Excerpt →
┌──
From your mentioning different platforms, I assume that there will be
many places where text differs, and that the differences will each
range from a few words to a paragraph or two.
An alternative
^^^^^^^^^^^^^^
Before I give a technical solution, might I suggest an alternative? If
this works in your context, why not have only one manual that covers
all platforms? In the introduction, you would define an icon for each
supported platform, and then at the point where differences occur you
could give each version, with the appropriate icons in the margin.
Microsoft does this sort of thing in some manuals, where some
instructions have a mouse icon next to them and others a keyboard
icon.
It could simplify the development process and make life easier on your
reviewers, since it would be clear to them what the (claimed)
differences were among the platforms. It might also simplify your
client's inventory and reduce the printing bill. But it could be
confusing to the reader (and therefore a Bad Thing) if there were,
say, half a dozen versions and the reader couldn't easily tell where
the common text began again.
└──
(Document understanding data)
┌──
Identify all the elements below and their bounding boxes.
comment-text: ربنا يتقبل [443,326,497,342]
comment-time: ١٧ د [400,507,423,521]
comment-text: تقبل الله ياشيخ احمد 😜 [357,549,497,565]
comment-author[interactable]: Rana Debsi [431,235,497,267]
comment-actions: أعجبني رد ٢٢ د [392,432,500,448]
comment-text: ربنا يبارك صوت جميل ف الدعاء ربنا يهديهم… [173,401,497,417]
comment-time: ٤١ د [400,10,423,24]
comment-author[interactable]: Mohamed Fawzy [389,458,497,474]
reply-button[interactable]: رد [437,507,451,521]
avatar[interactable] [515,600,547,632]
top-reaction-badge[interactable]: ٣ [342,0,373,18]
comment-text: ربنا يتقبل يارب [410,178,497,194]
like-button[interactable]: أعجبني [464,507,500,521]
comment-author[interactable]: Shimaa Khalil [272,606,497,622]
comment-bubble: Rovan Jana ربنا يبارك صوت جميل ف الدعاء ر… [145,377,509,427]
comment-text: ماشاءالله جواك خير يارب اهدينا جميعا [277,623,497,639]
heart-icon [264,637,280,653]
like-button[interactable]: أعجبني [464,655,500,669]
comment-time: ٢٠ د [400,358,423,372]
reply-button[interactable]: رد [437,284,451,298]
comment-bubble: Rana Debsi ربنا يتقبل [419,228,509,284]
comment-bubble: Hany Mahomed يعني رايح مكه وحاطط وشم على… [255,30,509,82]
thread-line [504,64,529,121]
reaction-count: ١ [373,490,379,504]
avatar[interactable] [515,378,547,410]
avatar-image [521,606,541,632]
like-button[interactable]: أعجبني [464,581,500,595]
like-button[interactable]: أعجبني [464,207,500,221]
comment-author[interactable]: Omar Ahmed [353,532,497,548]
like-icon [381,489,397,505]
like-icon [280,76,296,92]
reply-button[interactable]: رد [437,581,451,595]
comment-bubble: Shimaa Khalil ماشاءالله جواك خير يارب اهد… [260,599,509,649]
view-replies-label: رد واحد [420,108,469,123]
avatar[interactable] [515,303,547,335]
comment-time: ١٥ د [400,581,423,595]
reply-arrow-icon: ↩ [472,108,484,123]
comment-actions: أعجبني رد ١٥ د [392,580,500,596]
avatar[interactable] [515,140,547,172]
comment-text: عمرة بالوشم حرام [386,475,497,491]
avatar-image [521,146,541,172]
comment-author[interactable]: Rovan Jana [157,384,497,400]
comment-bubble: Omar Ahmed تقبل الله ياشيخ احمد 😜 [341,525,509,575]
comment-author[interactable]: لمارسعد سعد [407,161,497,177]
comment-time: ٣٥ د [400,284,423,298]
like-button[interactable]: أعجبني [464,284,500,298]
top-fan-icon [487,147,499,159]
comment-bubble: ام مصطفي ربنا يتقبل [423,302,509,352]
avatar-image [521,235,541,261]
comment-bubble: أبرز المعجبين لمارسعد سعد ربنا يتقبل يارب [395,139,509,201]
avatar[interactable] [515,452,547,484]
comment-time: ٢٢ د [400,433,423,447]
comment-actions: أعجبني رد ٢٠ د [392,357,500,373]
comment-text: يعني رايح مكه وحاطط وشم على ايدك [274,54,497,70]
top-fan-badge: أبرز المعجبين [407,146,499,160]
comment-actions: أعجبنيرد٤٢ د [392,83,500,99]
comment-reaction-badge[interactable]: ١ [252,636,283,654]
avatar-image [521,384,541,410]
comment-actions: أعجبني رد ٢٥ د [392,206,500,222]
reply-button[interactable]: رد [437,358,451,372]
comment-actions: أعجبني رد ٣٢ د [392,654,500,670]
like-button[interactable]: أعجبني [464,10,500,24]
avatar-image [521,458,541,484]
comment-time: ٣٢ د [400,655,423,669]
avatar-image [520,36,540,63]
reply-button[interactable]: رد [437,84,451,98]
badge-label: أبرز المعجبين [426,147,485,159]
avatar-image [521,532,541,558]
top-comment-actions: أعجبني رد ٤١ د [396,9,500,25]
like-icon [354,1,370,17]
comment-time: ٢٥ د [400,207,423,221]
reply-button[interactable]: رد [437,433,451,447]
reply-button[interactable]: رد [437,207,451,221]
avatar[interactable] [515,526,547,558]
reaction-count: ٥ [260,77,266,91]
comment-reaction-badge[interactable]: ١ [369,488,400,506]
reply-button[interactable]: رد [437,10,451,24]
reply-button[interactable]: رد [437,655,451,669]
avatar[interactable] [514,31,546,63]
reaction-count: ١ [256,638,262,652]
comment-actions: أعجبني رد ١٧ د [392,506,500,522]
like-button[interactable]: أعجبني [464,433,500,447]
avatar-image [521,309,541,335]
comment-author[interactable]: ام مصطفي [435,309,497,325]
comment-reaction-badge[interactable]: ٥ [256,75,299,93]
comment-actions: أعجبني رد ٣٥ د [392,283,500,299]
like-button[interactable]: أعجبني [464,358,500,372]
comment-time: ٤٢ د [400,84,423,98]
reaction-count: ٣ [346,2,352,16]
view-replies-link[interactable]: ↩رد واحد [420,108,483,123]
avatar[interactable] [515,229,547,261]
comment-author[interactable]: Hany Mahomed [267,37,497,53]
└──
Problems to work on →
A - Answer these questions about the excerpt on platform manuals:
(i) In the writer's assumption, how large will each difference in text between platforms be?
(ii) In the suggested alternative, what would the introduction define?
(iii) In the Microsoft manuals mentioned, what icons appear next to instructions?
B - Write out the part of the excerpt on platform manuals between "From your mentioning" and "in the margin.", inclusive.
C - Write what comes next in the excerpt on platform manuals, starting after its final sentence.

Responses to the tasks →
A -
(i) From a few words to a paragraph or two.
(ii) An icon for each supported platform.
(iii) A mouse icon next to some instructions and a keyboard icon next to others.

B -
From your mentioning different platforms, I assume that there will be
many places where text differs, and that the differences will each
range from a few words to a paragraph or two.
An alternative
^^^^^^^^^^^^^^
Before I give a technical solution, might I suggest an alternative? If
this works in your context, why not have only one manual that covers
all platforms? In the introduction, you would define an icon for each
supported platform, and then at the point where differences occur you
could give each version, with the appropriate icons in the margin.

C -
Using multiple styles meets your stated requirement
^^^^^^^^^^^^^^^^^^^^^^^^^^^^^^^^^^^^^^^^^^^^^^^^^^^
So, on to a solution that does what you asked for. It depends on using
styles in a disciplined way in Word, and is best illustrated by
example. Say you have decided to define a style called Instruction for
step-by-step instructions. After defining that style, you would then
define an additional style for each platform -- say Instruction UNIX,
Instruction VAXVMS, Instruction NT, Instruction OS360 <grin>, and so
on -- all based on the Instruction style and differing from it only in
having the Hidden text attribute set. You'd do the same thing for each
character or paragraph style in your document, always using consistent
suffixes. (A simple macro could define the derived styles for you.)
You'd format any instructions that were common to all platforms in the
base Instruction style. But instructions that applied only to VAX/VMS
would be formatted in Instruction VAXVMS, and similarly for the other
platforms. It's important that you _never_ redefine the derived
styles, but make any changes to the "base" style.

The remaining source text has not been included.